# Written instruction:
Your task is to transcribe the records exactly, skipping every image.

# Record set:
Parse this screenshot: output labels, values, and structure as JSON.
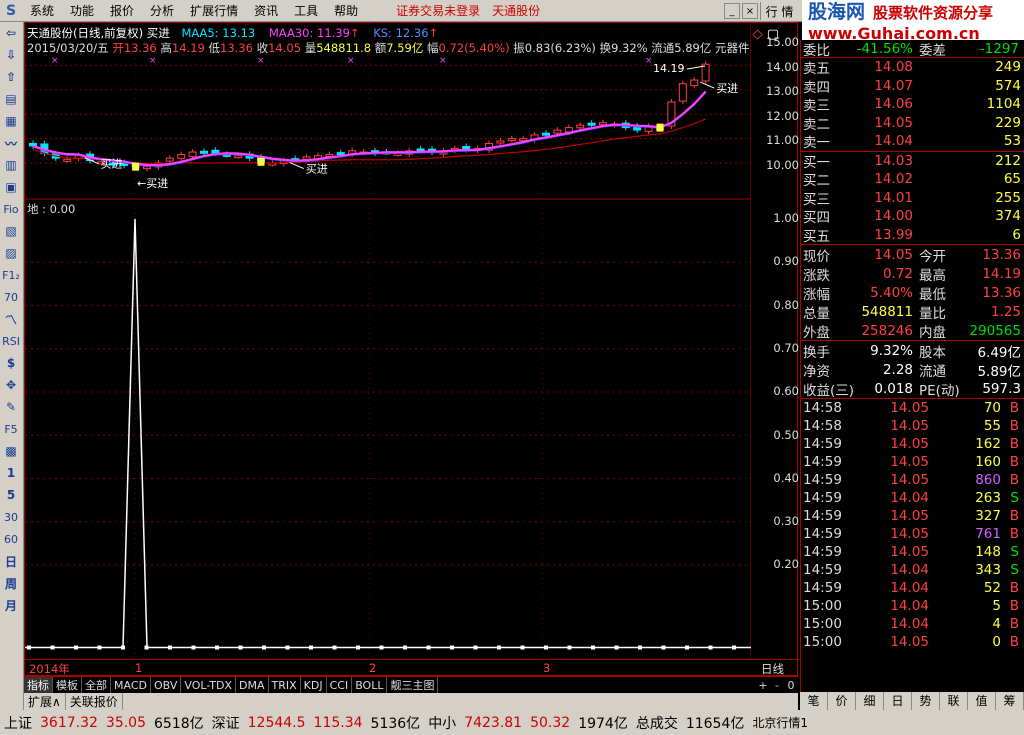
{
  "menu": {
    "logo": "S",
    "items": [
      "系统",
      "功能",
      "报价",
      "分析",
      "扩展行情",
      "资讯",
      "工具",
      "帮助"
    ],
    "alert": "证券交易未登录",
    "stock_name": "天通股份",
    "hq_tab": "行 情"
  },
  "brand": {
    "cn": "股海网",
    "slogan": "股票软件资源分享",
    "url": "www.Guhai.com.cn"
  },
  "toolbar": [
    "⇦",
    "⇩",
    "⇧",
    "▤",
    "▦",
    "〰",
    "▥",
    "▣",
    "Fio",
    "▧",
    "▨",
    "F1₂",
    "70",
    "〽",
    "RSI",
    "$",
    "✥",
    "✎",
    "F5",
    "▩",
    "1",
    "5",
    "30",
    "60",
    "日",
    "周",
    "月"
  ],
  "chart": {
    "line1": {
      "title": "天通股份(日线,前复权) 买进",
      "maa5": "MAA5: 13.13",
      "maa30": "MAA30: 11.39",
      "ks": "KS: 12.36"
    },
    "line2": {
      "date": "2015/03/20/五",
      "open_l": "开",
      "open": "13.36",
      "high_l": "高",
      "high": "14.19",
      "low_l": "低",
      "low": "13.36",
      "close_l": "收",
      "close": "14.05",
      "vol_l": "量",
      "vol": "548811.8",
      "amt_l": "额",
      "amt": "7.59亿",
      "chg_l": "幅",
      "chg": "0.72(5.40%)",
      "amp_l": "振",
      "amp": "0.83(6.23%)",
      "turn_l": "换",
      "turn": "9.32%",
      "float_l": "流通",
      "float": "5.89亿",
      "tool": "元器件"
    },
    "price_axis": [
      "15.00",
      "14.00",
      "13.00",
      "12.00",
      "11.00",
      "10.00"
    ],
    "high_marker": "14.19",
    "buy_labels": [
      "买进",
      "买进",
      "买进",
      "买进"
    ],
    "indicator_label": "地 : 0.00",
    "ind_axis": [
      "1.00",
      "0.90",
      "0.80",
      "0.70",
      "0.60",
      "0.50",
      "0.40",
      "0.30",
      "0.20"
    ],
    "dates": [
      "2014年",
      "1",
      "2",
      "3"
    ],
    "period": "日线"
  },
  "bottom_tabs": [
    "指标",
    "模板",
    "全部",
    "MACD",
    "OBV",
    "VOL-TDX",
    "DMA",
    "TRIX",
    "KDJ",
    "CCI",
    "BOLL",
    "靓三主图"
  ],
  "bottom_tabs_right": [
    "+",
    "-",
    "0"
  ],
  "bottom_tabs2": [
    "扩展∧",
    "关联报价"
  ],
  "quote": {
    "wb": {
      "label": "委比",
      "value": "-41.56%",
      "label2": "委差",
      "value2": "-1297"
    },
    "asks": [
      {
        "label": "卖五",
        "price": "14.08",
        "vol": "249"
      },
      {
        "label": "卖四",
        "price": "14.07",
        "vol": "574"
      },
      {
        "label": "卖三",
        "price": "14.06",
        "vol": "1104"
      },
      {
        "label": "卖二",
        "price": "14.05",
        "vol": "229"
      },
      {
        "label": "卖一",
        "price": "14.04",
        "vol": "53"
      }
    ],
    "bids": [
      {
        "label": "买一",
        "price": "14.03",
        "vol": "212"
      },
      {
        "label": "买二",
        "price": "14.02",
        "vol": "65"
      },
      {
        "label": "买三",
        "price": "14.01",
        "vol": "255"
      },
      {
        "label": "买四",
        "price": "14.00",
        "vol": "374"
      },
      {
        "label": "买五",
        "price": "13.99",
        "vol": "6"
      }
    ],
    "stats1": [
      {
        "k1": "现价",
        "v1": "14.05",
        "c1": "red",
        "k2": "今开",
        "v2": "13.36",
        "c2": "red"
      },
      {
        "k1": "涨跌",
        "v1": "0.72",
        "c1": "red",
        "k2": "最高",
        "v2": "14.19",
        "c2": "red"
      },
      {
        "k1": "涨幅",
        "v1": "5.40%",
        "c1": "red",
        "k2": "最低",
        "v2": "13.36",
        "c2": "red"
      },
      {
        "k1": "总量",
        "v1": "548811",
        "c1": "yel",
        "k2": "量比",
        "v2": "1.25",
        "c2": "red"
      },
      {
        "k1": "外盘",
        "v1": "258246",
        "c1": "red",
        "k2": "内盘",
        "v2": "290565",
        "c2": "green"
      }
    ],
    "stats2": [
      {
        "k1": "换手",
        "v1": "9.32%",
        "c1": "white",
        "k2": "股本",
        "v2": "6.49亿",
        "c2": "white"
      },
      {
        "k1": "净资",
        "v1": "2.28",
        "c1": "white",
        "k2": "流通",
        "v2": "5.89亿",
        "c2": "white"
      },
      {
        "k1": "收益(三)",
        "v1": "0.018",
        "c1": "white",
        "k2": "PE(动)",
        "v2": "597.3",
        "c2": "white"
      }
    ],
    "ticks": [
      {
        "t": "14:58",
        "p": "14.05",
        "v": "70",
        "d": "B"
      },
      {
        "t": "14:58",
        "p": "14.05",
        "v": "55",
        "d": "B"
      },
      {
        "t": "14:59",
        "p": "14.05",
        "v": "162",
        "d": "B"
      },
      {
        "t": "14:59",
        "p": "14.05",
        "v": "160",
        "d": "B"
      },
      {
        "t": "14:59",
        "p": "14.05",
        "v": "860",
        "d": "B"
      },
      {
        "t": "14:59",
        "p": "14.04",
        "v": "263",
        "d": "S"
      },
      {
        "t": "14:59",
        "p": "14.05",
        "v": "327",
        "d": "B"
      },
      {
        "t": "14:59",
        "p": "14.05",
        "v": "761",
        "d": "B"
      },
      {
        "t": "14:59",
        "p": "14.05",
        "v": "148",
        "d": "S"
      },
      {
        "t": "14:59",
        "p": "14.04",
        "v": "343",
        "d": "S"
      },
      {
        "t": "14:59",
        "p": "14.04",
        "v": "52",
        "d": "B"
      },
      {
        "t": "15:00",
        "p": "14.04",
        "v": "5",
        "d": "B"
      },
      {
        "t": "15:00",
        "p": "14.04",
        "v": "4",
        "d": "B"
      },
      {
        "t": "15:00",
        "p": "14.05",
        "v": "0",
        "d": "B"
      }
    ],
    "tabs": [
      "笔",
      "价",
      "细",
      "日",
      "势",
      "联",
      "值",
      "筹"
    ]
  },
  "status": {
    "sh_l": "上证",
    "sh": "3617.32",
    "sh_c": "35.05",
    "sh_a": "6518亿",
    "sz_l": "深证",
    "sz": "12544.5",
    "sz_c": "115.34",
    "sz_a": "5136亿",
    "zx_l": "中小",
    "zx": "7423.81",
    "zx_c": "50.32",
    "zx_a": "1974亿",
    "tot_l": "总成交",
    "tot": "11654亿",
    "bj": "北京行情1"
  }
}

# Answer in full:
Parse this screenshot: output labels, values, and structure as JSON.
{
  "menu": {
    "logo": "S",
    "items": [
      "系统",
      "功能",
      "报价",
      "分析",
      "扩展行情",
      "资讯",
      "工具",
      "帮助"
    ],
    "alert": "证券交易未登录",
    "stock_name": "天通股份",
    "hq_tab": "行 情"
  },
  "brand": {
    "cn": "股海网",
    "slogan": "股票软件资源分享",
    "url": "www.Guhai.com.cn"
  },
  "toolbar": [
    "⇦",
    "⇩",
    "⇧",
    "▤",
    "▦",
    "〰",
    "▥",
    "▣",
    "Fio",
    "▧",
    "▨",
    "F1₂",
    "70",
    "〽",
    "RSI",
    "$",
    "✥",
    "✎",
    "F5",
    "▩",
    "1",
    "5",
    "30",
    "60",
    "日",
    "周",
    "月"
  ],
  "chart": {
    "line1": {
      "title": "天通股份(日线,前复权) 买进",
      "maa5": "MAA5: 13.13",
      "maa30": "MAA30: 11.39",
      "ks": "KS: 12.36"
    },
    "line2": {
      "date": "2015/03/20/五",
      "open_l": "开",
      "open": "13.36",
      "high_l": "高",
      "high": "14.19",
      "low_l": "低",
      "low": "13.36",
      "close_l": "收",
      "close": "14.05",
      "vol_l": "量",
      "vol": "548811.8",
      "amt_l": "额",
      "amt": "7.59亿",
      "chg_l": "幅",
      "chg": "0.72(5.40%)",
      "amp_l": "振",
      "amp": "0.83(6.23%)",
      "turn_l": "换",
      "turn": "9.32%",
      "float_l": "流通",
      "float": "5.89亿",
      "tool": "元器件"
    },
    "price_axis": [
      "15.00",
      "14.00",
      "13.00",
      "12.00",
      "11.00",
      "10.00"
    ],
    "high_marker": "14.19",
    "buy_labels": [
      "买进",
      "买进",
      "买进",
      "买进"
    ],
    "indicator_label": "地 : 0.00",
    "ind_axis": [
      "1.00",
      "0.90",
      "0.80",
      "0.70",
      "0.60",
      "0.50",
      "0.40",
      "0.30",
      "0.20"
    ],
    "dates": [
      "2014年",
      "1",
      "2",
      "3"
    ],
    "period": "日线"
  },
  "bottom_tabs": [
    "指标",
    "模板",
    "全部",
    "MACD",
    "OBV",
    "VOL-TDX",
    "DMA",
    "TRIX",
    "KDJ",
    "CCI",
    "BOLL",
    "靓三主图"
  ],
  "bottom_tabs_right": [
    "+",
    "-",
    "0"
  ],
  "bottom_tabs2": [
    "扩展∧",
    "关联报价"
  ],
  "quote": {
    "wb": {
      "label": "委比",
      "value": "-41.56%",
      "label2": "委差",
      "value2": "-1297"
    },
    "asks": [
      {
        "label": "卖五",
        "price": "14.08",
        "vol": "249"
      },
      {
        "label": "卖四",
        "price": "14.07",
        "vol": "574"
      },
      {
        "label": "卖三",
        "price": "14.06",
        "vol": "1104"
      },
      {
        "label": "卖二",
        "price": "14.05",
        "vol": "229"
      },
      {
        "label": "卖一",
        "price": "14.04",
        "vol": "53"
      }
    ],
    "bids": [
      {
        "label": "买一",
        "price": "14.03",
        "vol": "212"
      },
      {
        "label": "买二",
        "price": "14.02",
        "vol": "65"
      },
      {
        "label": "买三",
        "price": "14.01",
        "vol": "255"
      },
      {
        "label": "买四",
        "price": "14.00",
        "vol": "374"
      },
      {
        "label": "买五",
        "price": "13.99",
        "vol": "6"
      }
    ],
    "stats1": [
      {
        "k1": "现价",
        "v1": "14.05",
        "c1": "red",
        "k2": "今开",
        "v2": "13.36",
        "c2": "red"
      },
      {
        "k1": "涨跌",
        "v1": "0.72",
        "c1": "red",
        "k2": "最高",
        "v2": "14.19",
        "c2": "red"
      },
      {
        "k1": "涨幅",
        "v1": "5.40%",
        "c1": "red",
        "k2": "最低",
        "v2": "13.36",
        "c2": "red"
      },
      {
        "k1": "总量",
        "v1": "548811",
        "c1": "yel",
        "k2": "量比",
        "v2": "1.25",
        "c2": "red"
      },
      {
        "k1": "外盘",
        "v1": "258246",
        "c1": "red",
        "k2": "内盘",
        "v2": "290565",
        "c2": "green"
      }
    ],
    "stats2": [
      {
        "k1": "换手",
        "v1": "9.32%",
        "c1": "white",
        "k2": "股本",
        "v2": "6.49亿",
        "c2": "white"
      },
      {
        "k1": "净资",
        "v1": "2.28",
        "c1": "white",
        "k2": "流通",
        "v2": "5.89亿",
        "c2": "white"
      },
      {
        "k1": "收益(三)",
        "v1": "0.018",
        "c1": "white",
        "k2": "PE(动)",
        "v2": "597.3",
        "c2": "white"
      }
    ],
    "ticks": [
      {
        "t": "14:58",
        "p": "14.05",
        "v": "70",
        "d": "B"
      },
      {
        "t": "14:58",
        "p": "14.05",
        "v": "55",
        "d": "B"
      },
      {
        "t": "14:59",
        "p": "14.05",
        "v": "162",
        "d": "B"
      },
      {
        "t": "14:59",
        "p": "14.05",
        "v": "160",
        "d": "B"
      },
      {
        "t": "14:59",
        "p": "14.05",
        "v": "860",
        "d": "B"
      },
      {
        "t": "14:59",
        "p": "14.04",
        "v": "263",
        "d": "S"
      },
      {
        "t": "14:59",
        "p": "14.05",
        "v": "327",
        "d": "B"
      },
      {
        "t": "14:59",
        "p": "14.05",
        "v": "761",
        "d": "B"
      },
      {
        "t": "14:59",
        "p": "14.05",
        "v": "148",
        "d": "S"
      },
      {
        "t": "14:59",
        "p": "14.04",
        "v": "343",
        "d": "S"
      },
      {
        "t": "14:59",
        "p": "14.04",
        "v": "52",
        "d": "B"
      },
      {
        "t": "15:00",
        "p": "14.04",
        "v": "5",
        "d": "B"
      },
      {
        "t": "15:00",
        "p": "14.04",
        "v": "4",
        "d": "B"
      },
      {
        "t": "15:00",
        "p": "14.05",
        "v": "0",
        "d": "B"
      }
    ],
    "tabs": [
      "笔",
      "价",
      "细",
      "日",
      "势",
      "联",
      "值",
      "筹"
    ]
  },
  "status": {
    "sh_l": "上证",
    "sh": "3617.32",
    "sh_c": "35.05",
    "sh_a": "6518亿",
    "sz_l": "深证",
    "sz": "12544.5",
    "sz_c": "115.34",
    "sz_a": "5136亿",
    "zx_l": "中小",
    "zx": "7423.81",
    "zx_c": "50.32",
    "zx_a": "1974亿",
    "tot_l": "总成交",
    "tot": "11654亿",
    "bj": "北京行情1"
  }
}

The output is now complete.